▶ **Given entries**:
══════
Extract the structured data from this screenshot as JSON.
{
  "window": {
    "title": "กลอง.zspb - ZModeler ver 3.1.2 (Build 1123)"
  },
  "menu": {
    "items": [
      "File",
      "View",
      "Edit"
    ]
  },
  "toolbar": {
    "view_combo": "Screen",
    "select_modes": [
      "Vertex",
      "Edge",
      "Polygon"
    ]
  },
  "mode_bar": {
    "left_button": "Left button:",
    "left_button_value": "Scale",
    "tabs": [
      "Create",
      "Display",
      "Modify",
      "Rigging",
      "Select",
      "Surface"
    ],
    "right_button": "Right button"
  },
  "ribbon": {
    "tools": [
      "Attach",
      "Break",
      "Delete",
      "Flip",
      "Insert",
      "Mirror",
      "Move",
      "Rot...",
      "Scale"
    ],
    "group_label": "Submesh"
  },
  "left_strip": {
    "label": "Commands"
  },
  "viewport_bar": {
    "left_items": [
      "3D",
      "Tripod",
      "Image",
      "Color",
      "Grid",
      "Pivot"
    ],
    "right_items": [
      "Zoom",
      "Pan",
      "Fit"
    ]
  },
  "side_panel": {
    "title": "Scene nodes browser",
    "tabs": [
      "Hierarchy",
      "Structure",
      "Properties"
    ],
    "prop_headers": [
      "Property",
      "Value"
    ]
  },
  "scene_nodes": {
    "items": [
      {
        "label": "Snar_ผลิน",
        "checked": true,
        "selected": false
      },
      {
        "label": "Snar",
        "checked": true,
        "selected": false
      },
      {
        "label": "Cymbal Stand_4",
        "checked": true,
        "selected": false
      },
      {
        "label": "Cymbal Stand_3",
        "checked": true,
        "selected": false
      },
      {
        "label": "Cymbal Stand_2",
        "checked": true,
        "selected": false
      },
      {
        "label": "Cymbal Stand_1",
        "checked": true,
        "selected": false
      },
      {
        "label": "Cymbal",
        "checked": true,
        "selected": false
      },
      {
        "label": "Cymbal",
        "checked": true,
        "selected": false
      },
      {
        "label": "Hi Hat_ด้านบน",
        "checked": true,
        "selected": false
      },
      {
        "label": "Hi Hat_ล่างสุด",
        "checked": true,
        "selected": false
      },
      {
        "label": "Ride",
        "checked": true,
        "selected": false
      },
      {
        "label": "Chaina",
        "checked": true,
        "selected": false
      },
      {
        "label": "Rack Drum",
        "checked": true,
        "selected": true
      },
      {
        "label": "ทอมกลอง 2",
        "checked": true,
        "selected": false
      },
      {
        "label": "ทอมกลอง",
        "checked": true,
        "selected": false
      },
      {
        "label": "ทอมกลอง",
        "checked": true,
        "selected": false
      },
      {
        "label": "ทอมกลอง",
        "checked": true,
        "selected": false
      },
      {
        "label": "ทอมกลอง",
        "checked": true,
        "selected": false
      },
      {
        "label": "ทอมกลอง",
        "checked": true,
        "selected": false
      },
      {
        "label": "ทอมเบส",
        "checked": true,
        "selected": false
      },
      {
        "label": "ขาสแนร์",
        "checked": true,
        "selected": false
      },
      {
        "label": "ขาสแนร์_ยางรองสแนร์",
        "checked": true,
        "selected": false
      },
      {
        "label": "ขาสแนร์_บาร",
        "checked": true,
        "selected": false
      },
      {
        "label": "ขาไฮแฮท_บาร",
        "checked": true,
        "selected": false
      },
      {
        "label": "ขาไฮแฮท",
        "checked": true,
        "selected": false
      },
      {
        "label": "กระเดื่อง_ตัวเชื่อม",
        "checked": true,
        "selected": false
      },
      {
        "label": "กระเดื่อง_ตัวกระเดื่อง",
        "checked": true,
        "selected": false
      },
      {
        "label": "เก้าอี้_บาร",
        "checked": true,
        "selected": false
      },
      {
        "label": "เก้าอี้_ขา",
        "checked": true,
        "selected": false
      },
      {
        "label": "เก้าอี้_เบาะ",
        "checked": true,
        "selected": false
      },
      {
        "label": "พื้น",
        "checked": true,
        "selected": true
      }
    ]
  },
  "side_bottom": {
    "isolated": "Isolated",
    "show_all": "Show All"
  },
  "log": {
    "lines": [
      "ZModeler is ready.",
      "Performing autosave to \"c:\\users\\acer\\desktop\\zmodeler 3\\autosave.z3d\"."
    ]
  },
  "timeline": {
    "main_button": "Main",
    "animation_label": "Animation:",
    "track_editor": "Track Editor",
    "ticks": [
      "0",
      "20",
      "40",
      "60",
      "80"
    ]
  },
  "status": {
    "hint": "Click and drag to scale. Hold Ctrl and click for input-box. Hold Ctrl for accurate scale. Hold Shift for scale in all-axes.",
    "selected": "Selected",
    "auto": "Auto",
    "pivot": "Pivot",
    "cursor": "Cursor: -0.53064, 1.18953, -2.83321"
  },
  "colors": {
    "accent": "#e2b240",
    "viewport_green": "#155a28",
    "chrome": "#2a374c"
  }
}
══════
▶ **Aim**:
Without leaving anything out, quote all the data.

▶ **Response below**:
Extract the structured data from this screenshot as JSON.
{
  "window": {
    "title": "กลอง.zspb - ZModeler ver 3.1.2 (Build 1123)"
  },
  "menu": {
    "items": [
      "File",
      "View",
      "Edit"
    ]
  },
  "toolbar": {
    "view_combo": "Screen",
    "select_modes": [
      "Vertex",
      "Edge",
      "Polygon"
    ]
  },
  "mode_bar": {
    "left_button": "Left button:",
    "left_button_value": "Scale",
    "tabs": [
      "Create",
      "Display",
      "Modify",
      "Rigging",
      "Select",
      "Surface"
    ],
    "right_button": "Right button"
  },
  "ribbon": {
    "tools": [
      "Attach",
      "Break",
      "Delete",
      "Flip",
      "Insert",
      "Mirror",
      "Move",
      "Rot...",
      "Scale"
    ],
    "group_label": "Submesh"
  },
  "left_strip": {
    "label": "Commands"
  },
  "viewport_bar": {
    "left_items": [
      "3D",
      "Tripod",
      "Image",
      "Color",
      "Grid",
      "Pivot"
    ],
    "right_items": [
      "Zoom",
      "Pan",
      "Fit"
    ]
  },
  "side_panel": {
    "title": "Scene nodes browser",
    "tabs": [
      "Hierarchy",
      "Structure",
      "Properties"
    ],
    "prop_headers": [
      "Property",
      "Value"
    ]
  },
  "scene_nodes": {
    "items": [
      {
        "label": "Snar_ผลิน",
        "checked": true,
        "selected": false
      },
      {
        "label": "Snar",
        "checked": true,
        "selected": false
      },
      {
        "label": "Cymbal Stand_4",
        "checked": true,
        "selected": false
      },
      {
        "label": "Cymbal Stand_3",
        "checked": true,
        "selected": false
      },
      {
        "label": "Cymbal Stand_2",
        "checked": true,
        "selected": false
      },
      {
        "label": "Cymbal Stand_1",
        "checked": true,
        "selected": false
      },
      {
        "label": "Cymbal",
        "checked": true,
        "selected": false
      },
      {
        "label": "Cymbal",
        "checked": true,
        "selected": false
      },
      {
        "label": "Hi Hat_ด้านบน",
        "checked": true,
        "selected": false
      },
      {
        "label": "Hi Hat_ล่างสุด",
        "checked": true,
        "selected": false
      },
      {
        "label": "Ride",
        "checked": true,
        "selected": false
      },
      {
        "label": "Chaina",
        "checked": true,
        "selected": false
      },
      {
        "label": "Rack Drum",
        "checked": true,
        "selected": true
      },
      {
        "label": "ทอมกลอง 2",
        "checked": true,
        "selected": false
      },
      {
        "label": "ทอมกลอง",
        "checked": true,
        "selected": false
      },
      {
        "label": "ทอมกลอง",
        "checked": true,
        "selected": false
      },
      {
        "label": "ทอมกลอง",
        "checked": true,
        "selected": false
      },
      {
        "label": "ทอมกลอง",
        "checked": true,
        "selected": false
      },
      {
        "label": "ทอมกลอง",
        "checked": true,
        "selected": false
      },
      {
        "label": "ทอมเบส",
        "checked": true,
        "selected": false
      },
      {
        "label": "ขาสแนร์",
        "checked": true,
        "selected": false
      },
      {
        "label": "ขาสแนร์_ยางรองสแนร์",
        "checked": true,
        "selected": false
      },
      {
        "label": "ขาสแนร์_บาร",
        "checked": true,
        "selected": false
      },
      {
        "label": "ขาไฮแฮท_บาร",
        "checked": true,
        "selected": false
      },
      {
        "label": "ขาไฮแฮท",
        "checked": true,
        "selected": false
      },
      {
        "label": "กระเดื่อง_ตัวเชื่อม",
        "checked": true,
        "selected": false
      },
      {
        "label": "กระเดื่อง_ตัวกระเดื่อง",
        "checked": true,
        "selected": false
      },
      {
        "label": "เก้าอี้_บาร",
        "checked": true,
        "selected": false
      },
      {
        "label": "เก้าอี้_ขา",
        "checked": true,
        "selected": false
      },
      {
        "label": "เก้าอี้_เบาะ",
        "checked": true,
        "selected": false
      },
      {
        "label": "พื้น",
        "checked": true,
        "selected": true
      }
    ]
  },
  "side_bottom": {
    "isolated": "Isolated",
    "show_all": "Show All"
  },
  "log": {
    "lines": [
      "ZModeler is ready.",
      "Performing autosave to \"c:\\users\\acer\\desktop\\zmodeler 3\\autosave.z3d\"."
    ]
  },
  "timeline": {
    "main_button": "Main",
    "animation_label": "Animation:",
    "track_editor": "Track Editor",
    "ticks": [
      "0",
      "20",
      "40",
      "60",
      "80"
    ]
  },
  "status": {
    "hint": "Click and drag to scale. Hold Ctrl and click for input-box. Hold Ctrl for accurate scale. Hold Shift for scale in all-axes.",
    "selected": "Selected",
    "auto": "Auto",
    "pivot": "Pivot",
    "cursor": "Cursor: -0.53064, 1.18953, -2.83321"
  },
  "colors": {
    "accent": "#e2b240",
    "viewport_green": "#155a28",
    "chrome": "#2a374c"
  }
}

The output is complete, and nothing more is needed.